Set task —
Please rewrite all the lines below as a Markdown table with two columns, Row and Line, numbering each row and leaving out any blank lines.
□ □ □
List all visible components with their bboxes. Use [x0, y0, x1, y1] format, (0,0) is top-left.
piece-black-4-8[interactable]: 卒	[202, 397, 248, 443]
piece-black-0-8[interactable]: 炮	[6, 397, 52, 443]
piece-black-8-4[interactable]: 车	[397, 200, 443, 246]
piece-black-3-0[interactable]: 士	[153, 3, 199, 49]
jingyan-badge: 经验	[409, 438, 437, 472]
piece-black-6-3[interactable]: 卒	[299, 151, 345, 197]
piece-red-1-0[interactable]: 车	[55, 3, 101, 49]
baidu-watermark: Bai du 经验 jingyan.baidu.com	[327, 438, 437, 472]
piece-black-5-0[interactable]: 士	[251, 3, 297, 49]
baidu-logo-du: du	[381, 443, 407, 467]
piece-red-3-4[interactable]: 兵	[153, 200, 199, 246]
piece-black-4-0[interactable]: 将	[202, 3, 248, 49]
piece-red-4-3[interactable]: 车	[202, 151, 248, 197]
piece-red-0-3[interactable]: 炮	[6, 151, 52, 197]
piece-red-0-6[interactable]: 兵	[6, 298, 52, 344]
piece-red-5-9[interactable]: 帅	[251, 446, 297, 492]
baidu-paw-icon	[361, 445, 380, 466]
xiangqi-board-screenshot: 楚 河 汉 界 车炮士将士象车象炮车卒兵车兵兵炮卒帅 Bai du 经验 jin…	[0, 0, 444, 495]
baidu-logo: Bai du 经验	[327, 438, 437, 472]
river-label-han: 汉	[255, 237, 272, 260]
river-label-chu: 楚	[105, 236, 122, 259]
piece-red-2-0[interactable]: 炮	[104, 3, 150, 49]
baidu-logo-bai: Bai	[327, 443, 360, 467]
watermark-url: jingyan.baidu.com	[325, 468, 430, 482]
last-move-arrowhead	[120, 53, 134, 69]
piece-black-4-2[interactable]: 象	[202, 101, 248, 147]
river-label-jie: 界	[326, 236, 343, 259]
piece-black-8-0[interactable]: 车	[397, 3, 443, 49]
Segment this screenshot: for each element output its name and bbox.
□ □ □
Reply —
| Row | Line |
|---|---|
| 1 | List all visible components with their bboxes. Use [x0, y0, x1, y1] format, (0,0) is top-left. |
| 2 | piece-black-4-8[interactable]: 卒	[202, 397, 248, 443] |
| 3 | piece-black-0-8[interactable]: 炮	[6, 397, 52, 443] |
| 4 | piece-black-8-4[interactable]: 车	[397, 200, 443, 246] |
| 5 | piece-black-3-0[interactable]: 士	[153, 3, 199, 49] |
| 6 | jingyan-badge: 经验	[409, 438, 437, 472] |
| 7 | piece-black-6-3[interactable]: 卒	[299, 151, 345, 197] |
| 8 | piece-red-1-0[interactable]: 车	[55, 3, 101, 49] |
| 9 | baidu-watermark: Bai du 经验 jingyan.baidu.com	[327, 438, 437, 472] |
| 10 | piece-black-5-0[interactable]: 士	[251, 3, 297, 49] |
| 11 | baidu-logo-du: du	[381, 443, 407, 467] |
| 12 | piece-red-3-4[interactable]: 兵	[153, 200, 199, 246] |
| 13 | piece-black-4-0[interactable]: 将	[202, 3, 248, 49] |
| 14 | piece-red-4-3[interactable]: 车	[202, 151, 248, 197] |
| 15 | piece-red-0-3[interactable]: 炮	[6, 151, 52, 197] |
| 16 | piece-red-0-6[interactable]: 兵	[6, 298, 52, 344] |
| 17 | piece-red-5-9[interactable]: 帅	[251, 446, 297, 492] |
| 18 | baidu-paw-icon	[361, 445, 380, 466] |
| 19 | xiangqi-board-screenshot: 楚 河 汉 界 车炮士将士象车象炮车卒兵车兵兵炮卒帅 Bai du 经验 jin…	[0, 0, 444, 495] |
| 20 | baidu-logo: Bai du 经验	[327, 438, 437, 472] |
| 21 | river-label-han: 汉	[255, 237, 272, 260] |
| 22 | river-label-chu: 楚	[105, 236, 122, 259] |
| 23 | piece-red-2-0[interactable]: 炮	[104, 3, 150, 49] |
| 24 | baidu-logo-bai: Bai	[327, 443, 360, 467] |
| 25 | watermark-url: jingyan.baidu.com	[325, 468, 430, 482] |
| 26 | last-move-arrowhead	[120, 53, 134, 69] |
| 27 | piece-black-4-2[interactable]: 象	[202, 101, 248, 147] |
| 28 | river-label-jie: 界	[326, 236, 343, 259] |
| 29 | piece-black-8-0[interactable]: 车	[397, 3, 443, 49] |
| 30 | Segment this screenshot: for each element output its name and bbox. |